⟨

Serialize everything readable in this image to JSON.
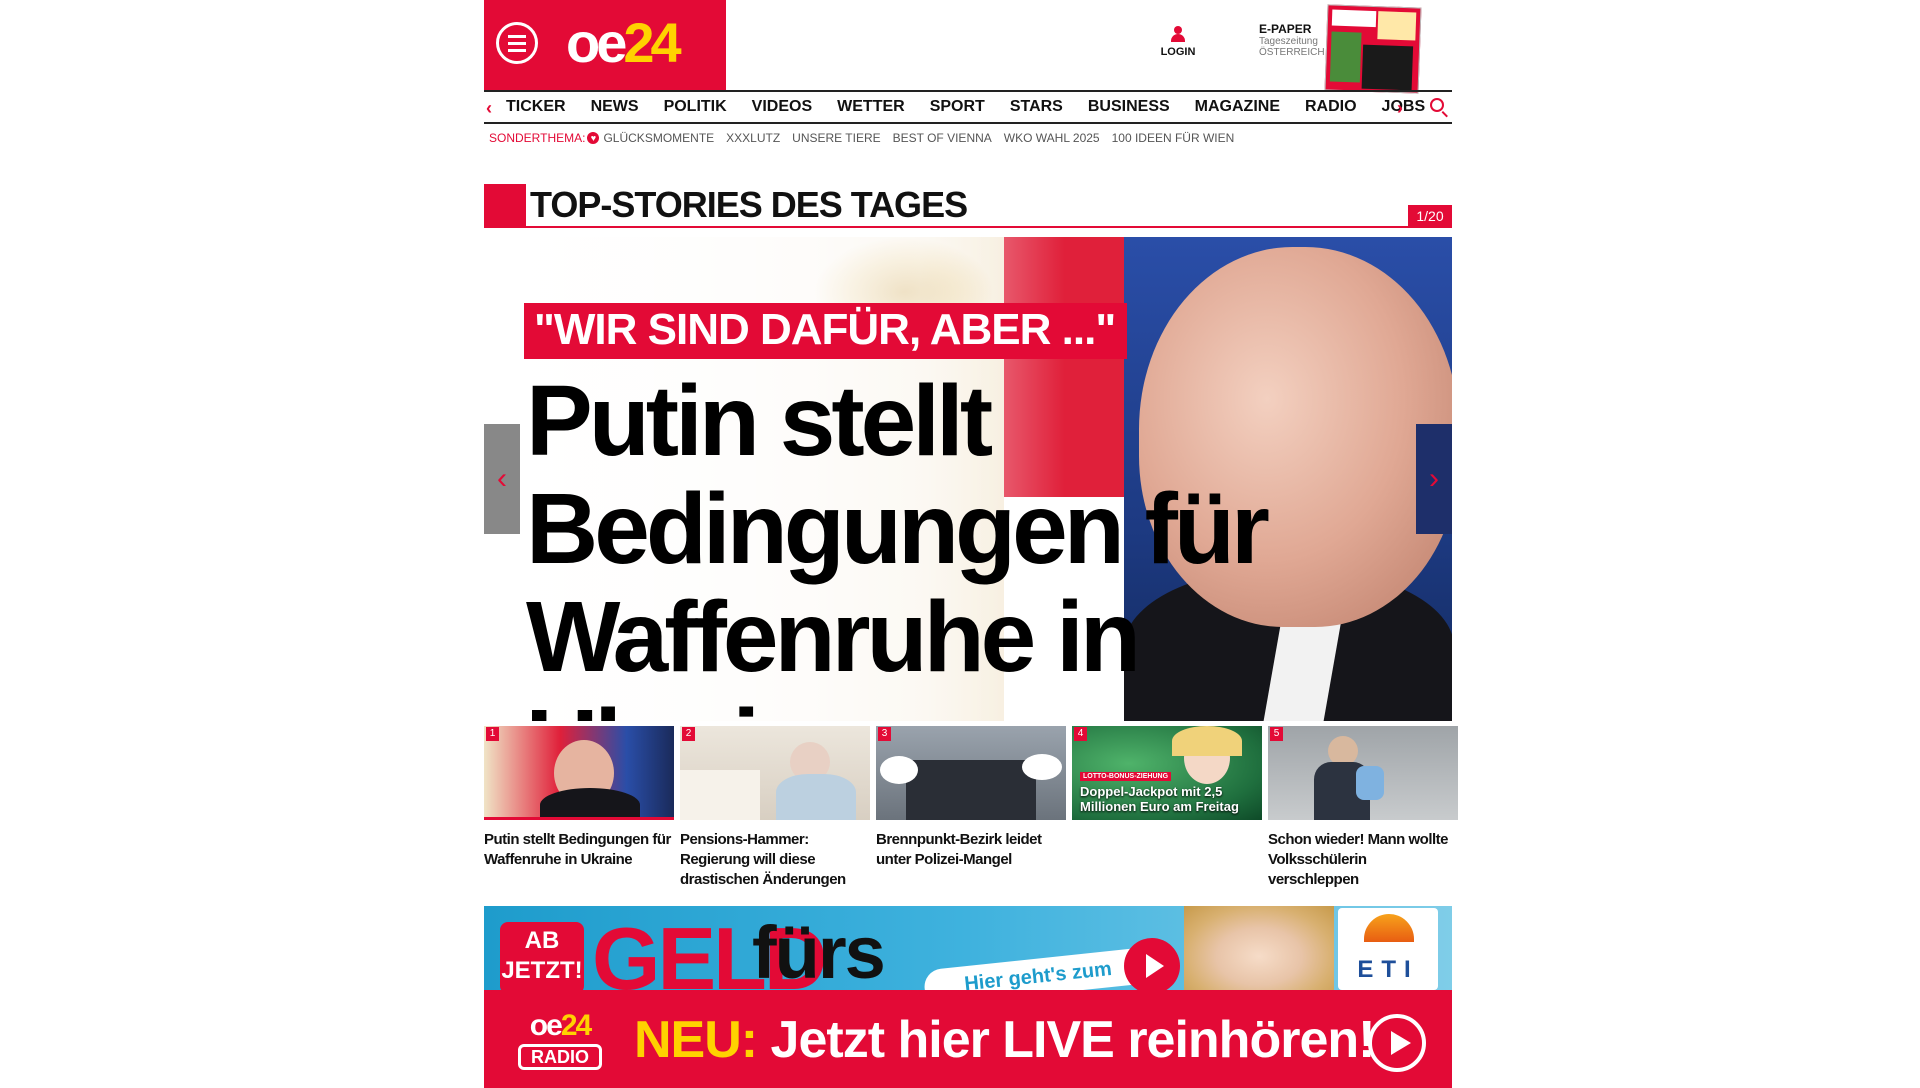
{
  "header": {
    "logo": {
      "part1": "oe",
      "part2": "24"
    },
    "login_label": "LOGIN",
    "epaper": {
      "title": "E-PAPER",
      "sub1": "Tageszeitung",
      "sub2": "ÖSTERREICH"
    }
  },
  "nav": {
    "items": [
      "TICKER",
      "NEWS",
      "POLITIK",
      "VIDEOS",
      "WETTER",
      "SPORT",
      "STARS",
      "BUSINESS",
      "MAGAZINE",
      "RADIO",
      "JOBS"
    ],
    "prev_glyph": "‹",
    "next_glyph": "›"
  },
  "special": {
    "label": "SONDERTHEMA:",
    "items": [
      "GLÜCKSMOMENTE",
      "XXXLUTZ",
      "UNSERE TIERE",
      "BEST OF VIENNA",
      "WKO WAHL 2025",
      "100 IDEEN FÜR WIEN"
    ]
  },
  "top_stories": {
    "title": "TOP-STORIES DES TAGES",
    "counter": "1/20"
  },
  "hero": {
    "kicker": "\"WIR SIND DAFÜR, ABER ...\"",
    "headline": "Putin stellt Bedingungen für Waffenruhe in Ukraine",
    "prev_glyph": "‹",
    "next_glyph": "›"
  },
  "thumbs": [
    {
      "num": "1",
      "title": "Putin stellt Bedingungen für Waffenruhe in Ukraine"
    },
    {
      "num": "2",
      "title": "Pensions-Hammer: Regierung will diese drastischen Änderungen"
    },
    {
      "num": "3",
      "title": "Brennpunkt-Bezirk leidet unter Polizei-Mangel"
    },
    {
      "num": "4",
      "title": "",
      "tag": "LOTTO-BONUS-ZIEHUNG",
      "overlay": "Doppel-Jackpot mit 2,5 Millionen Euro am Freitag"
    },
    {
      "num": "5",
      "title": "Schon wieder! Mann wollte Volksschülerin verschleppen"
    }
  ],
  "ad": {
    "badge_line1": "AB",
    "badge_line2": "JETZT!",
    "big1": "GELD",
    "big2": "fürs",
    "pill": "Hier geht's zum",
    "brand": "ETI"
  },
  "radio": {
    "logo_part1": "oe",
    "logo_part2": "24",
    "logo_label": "RADIO",
    "neu": "NEU:",
    "text": " Jetzt hier LIVE reinhören!"
  },
  "colors": {
    "accent": "#e30a36",
    "logo_yellow": "#ffd200",
    "text": "#111111"
  }
}
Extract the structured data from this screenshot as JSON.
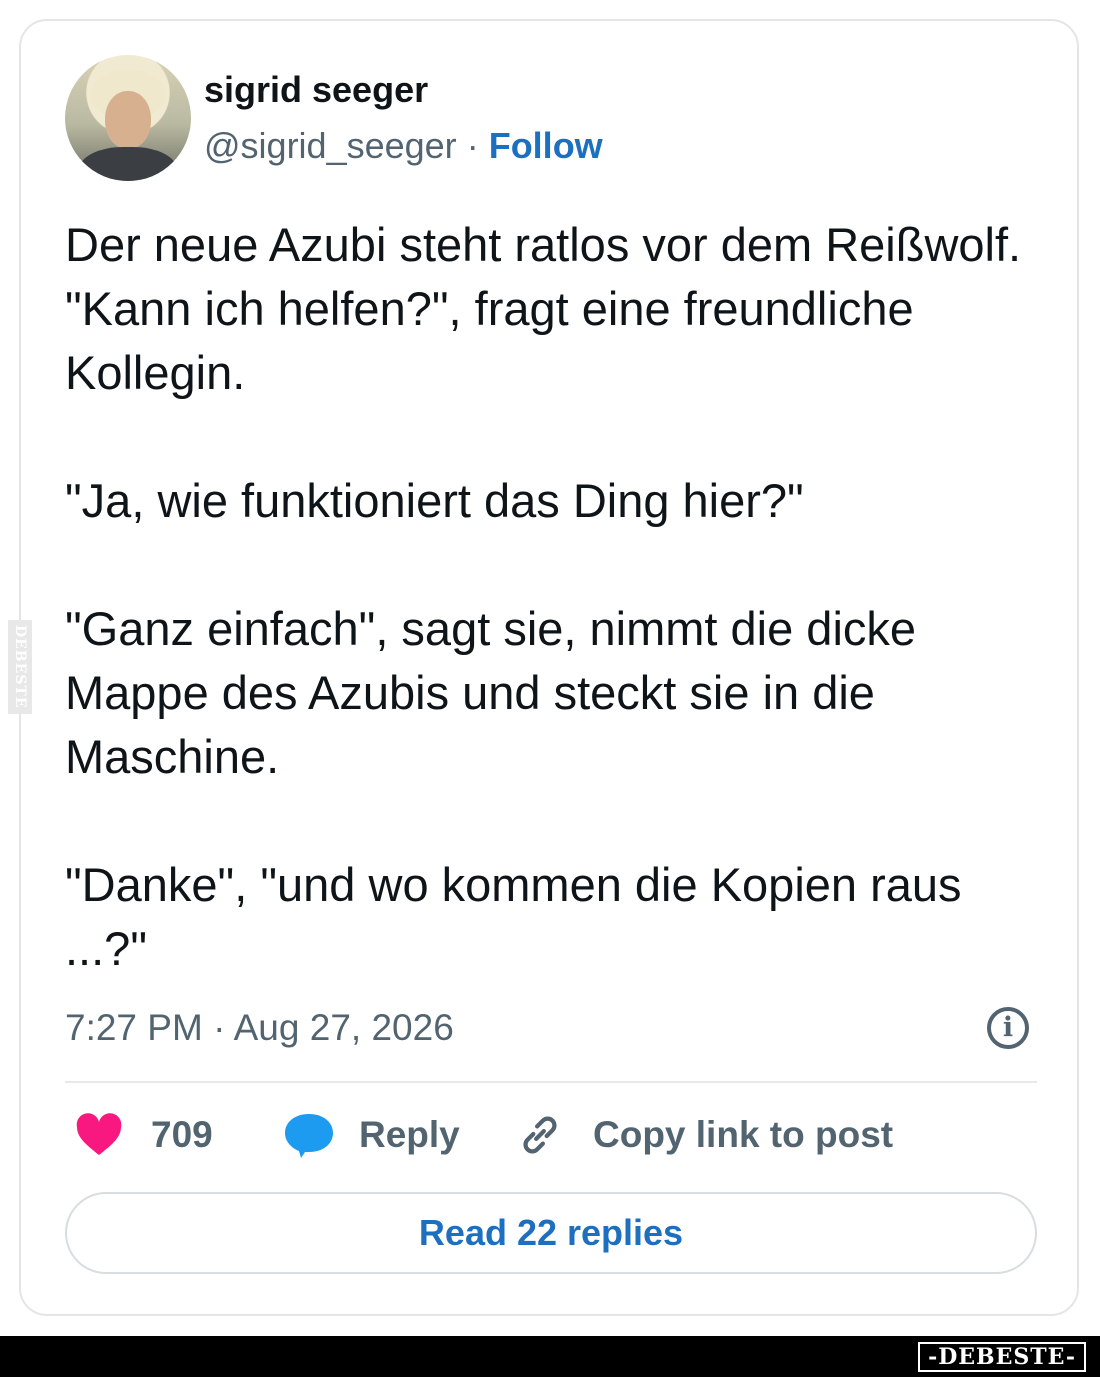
{
  "author": {
    "name": "sigrid seeger",
    "handle": "@sigrid_seeger",
    "separator": "·",
    "follow_label": "Follow"
  },
  "tweet": {
    "paragraphs": [
      "Der neue Azubi steht ratlos vor dem Reißwolf. \"Kann ich helfen?\", fragt eine freundliche Kollegin.",
      "\"Ja, wie funktioniert das Ding hier?\"",
      "\"Ganz einfach\", sagt sie, nimmt die dicke Mappe des Azubis und steckt sie in die Maschine.",
      "\"Danke\",  \"und wo kommen die Kopien raus ...?\""
    ],
    "timestamp": "7:27 PM · Aug 27, 2026"
  },
  "actions": {
    "likes": "709",
    "reply_label": "Reply",
    "copy_label": "Copy link to post"
  },
  "read_replies_label": "Read 22 replies",
  "watermark": {
    "side_text": "DEBESTE",
    "footer_logo": "-DEBESTE-"
  },
  "colors": {
    "accent": "#1d6fbf",
    "heart": "#f91880",
    "reply_bubble": "#1d9bf0",
    "muted": "#536471"
  },
  "icons": [
    "heart-icon",
    "speech-bubble-icon",
    "link-icon",
    "info-icon"
  ]
}
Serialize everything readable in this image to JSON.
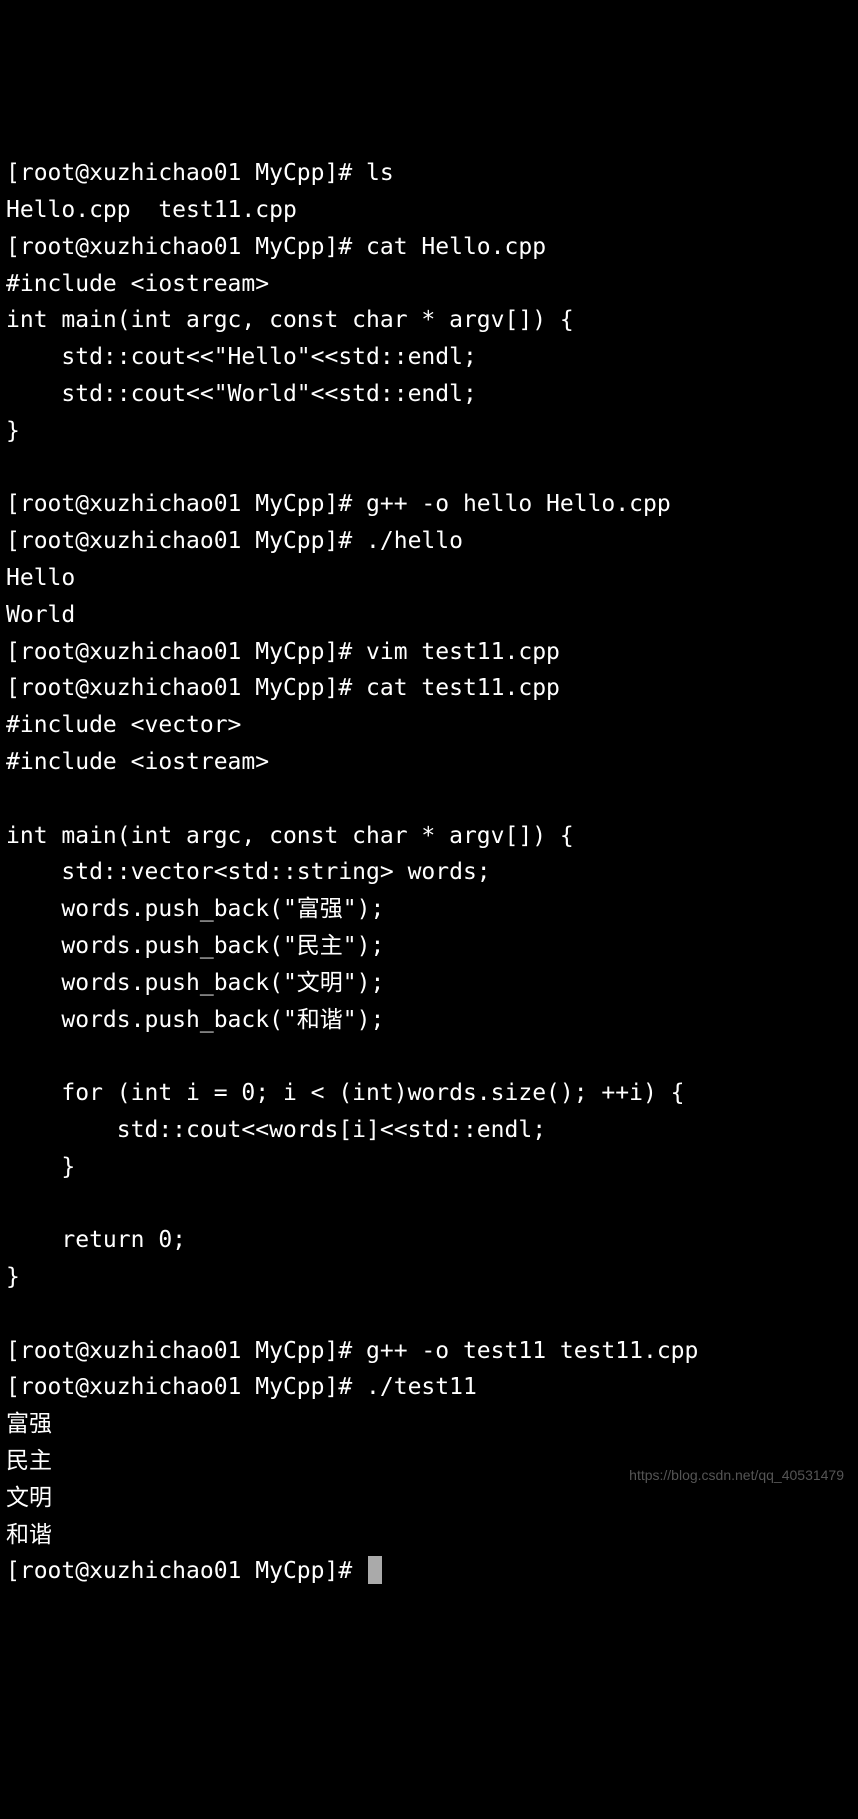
{
  "prompt": "[root@xuzhichao01 MyCpp]# ",
  "lines": [
    {
      "t": "prompt",
      "cmd": "ls"
    },
    {
      "t": "out",
      "text": "Hello.cpp  test11.cpp"
    },
    {
      "t": "prompt",
      "cmd": "cat Hello.cpp"
    },
    {
      "t": "out",
      "text": "#include <iostream>"
    },
    {
      "t": "out",
      "text": "int main(int argc, const char * argv[]) {"
    },
    {
      "t": "out",
      "text": "    std::cout<<\"Hello\"<<std::endl;"
    },
    {
      "t": "out",
      "text": "    std::cout<<\"World\"<<std::endl;"
    },
    {
      "t": "out",
      "text": "}"
    },
    {
      "t": "out",
      "text": ""
    },
    {
      "t": "prompt",
      "cmd": "g++ -o hello Hello.cpp"
    },
    {
      "t": "prompt",
      "cmd": "./hello"
    },
    {
      "t": "out",
      "text": "Hello"
    },
    {
      "t": "out",
      "text": "World"
    },
    {
      "t": "prompt",
      "cmd": "vim test11.cpp"
    },
    {
      "t": "prompt",
      "cmd": "cat test11.cpp"
    },
    {
      "t": "out",
      "text": "#include <vector>"
    },
    {
      "t": "out",
      "text": "#include <iostream>"
    },
    {
      "t": "out",
      "text": ""
    },
    {
      "t": "out",
      "text": "int main(int argc, const char * argv[]) {"
    },
    {
      "t": "out",
      "text": "    std::vector<std::string> words;"
    },
    {
      "t": "out",
      "text": "    words.push_back(\"富强\");"
    },
    {
      "t": "out",
      "text": "    words.push_back(\"民主\");"
    },
    {
      "t": "out",
      "text": "    words.push_back(\"文明\");"
    },
    {
      "t": "out",
      "text": "    words.push_back(\"和谐\");"
    },
    {
      "t": "out",
      "text": ""
    },
    {
      "t": "out",
      "text": "    for (int i = 0; i < (int)words.size(); ++i) {"
    },
    {
      "t": "out",
      "text": "        std::cout<<words[i]<<std::endl;"
    },
    {
      "t": "out",
      "text": "    }"
    },
    {
      "t": "out",
      "text": ""
    },
    {
      "t": "out",
      "text": "    return 0;"
    },
    {
      "t": "out",
      "text": "}"
    },
    {
      "t": "out",
      "text": ""
    },
    {
      "t": "prompt",
      "cmd": "g++ -o test11 test11.cpp"
    },
    {
      "t": "prompt",
      "cmd": "./test11"
    },
    {
      "t": "out",
      "text": "富强"
    },
    {
      "t": "out",
      "text": "民主"
    },
    {
      "t": "out",
      "text": "文明"
    },
    {
      "t": "out",
      "text": "和谐"
    },
    {
      "t": "prompt",
      "cmd": "",
      "cursor": true
    }
  ],
  "watermark": "https://blog.csdn.net/qq_40531479"
}
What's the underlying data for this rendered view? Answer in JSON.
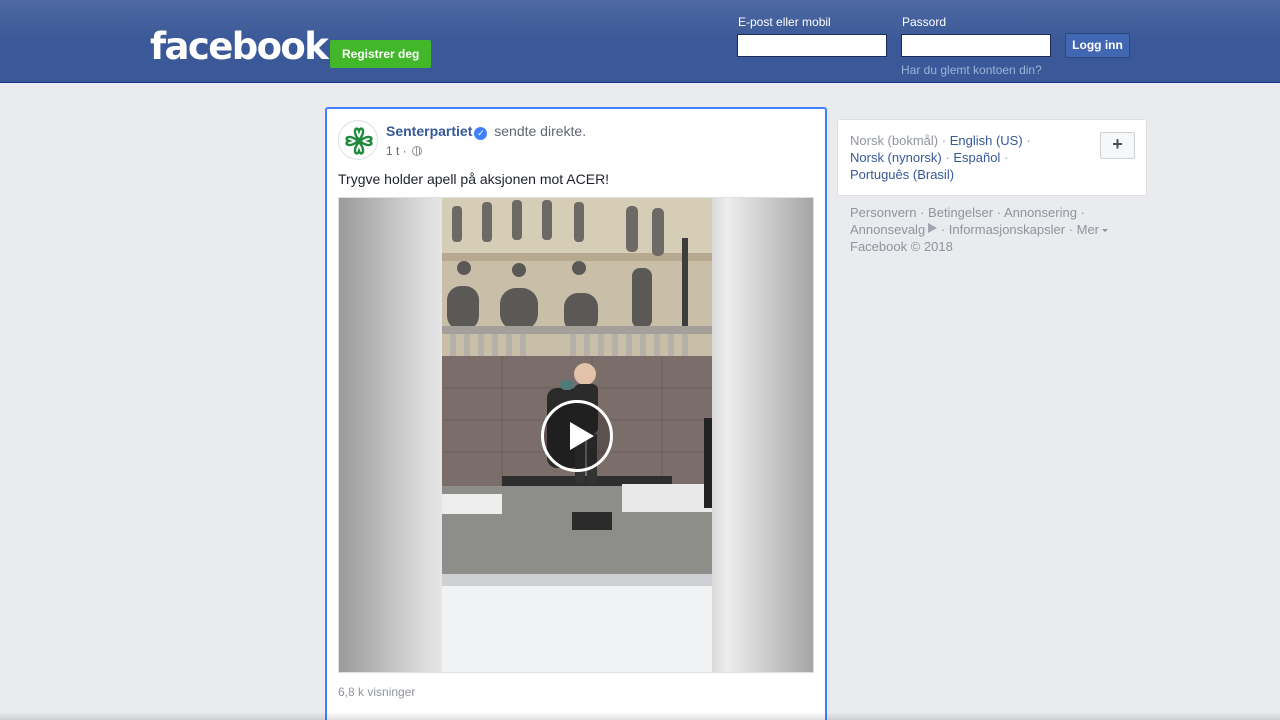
{
  "header": {
    "logo": "facebook",
    "signup_label": "Registrer deg",
    "email_label": "E-post eller mobil",
    "password_label": "Passord",
    "login_label": "Logg inn",
    "forgot_label": "Har du glemt kontoen din?"
  },
  "post": {
    "author": "Senterpartiet",
    "action": "sendte direkte.",
    "time": "1 t",
    "text": "Trygve holder apell på aksjonen mot ACER!",
    "views": "6,8 k visninger"
  },
  "languages": {
    "current": "Norsk (bokmål)",
    "links": [
      "English (US)",
      "Norsk (nynorsk)",
      "Español",
      "Português (Brasil)"
    ]
  },
  "footer": {
    "links": [
      "Personvern",
      "Betingelser",
      "Annonsering",
      "Annonsevalg",
      "Informasjonskapsler",
      "Mer"
    ],
    "copyright": "Facebook © 2018"
  },
  "colors": {
    "brand": "#3b5998",
    "signup": "#42b72a",
    "link": "#365899",
    "highlight_border": "#4080ff"
  }
}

⟩

*Work instructions*. Go through the listing above and list every line that has the word "Norsk".

*Exercise answer*.
    "current": "Norsk (bokmål)",
      "Norsk (nynorsk)",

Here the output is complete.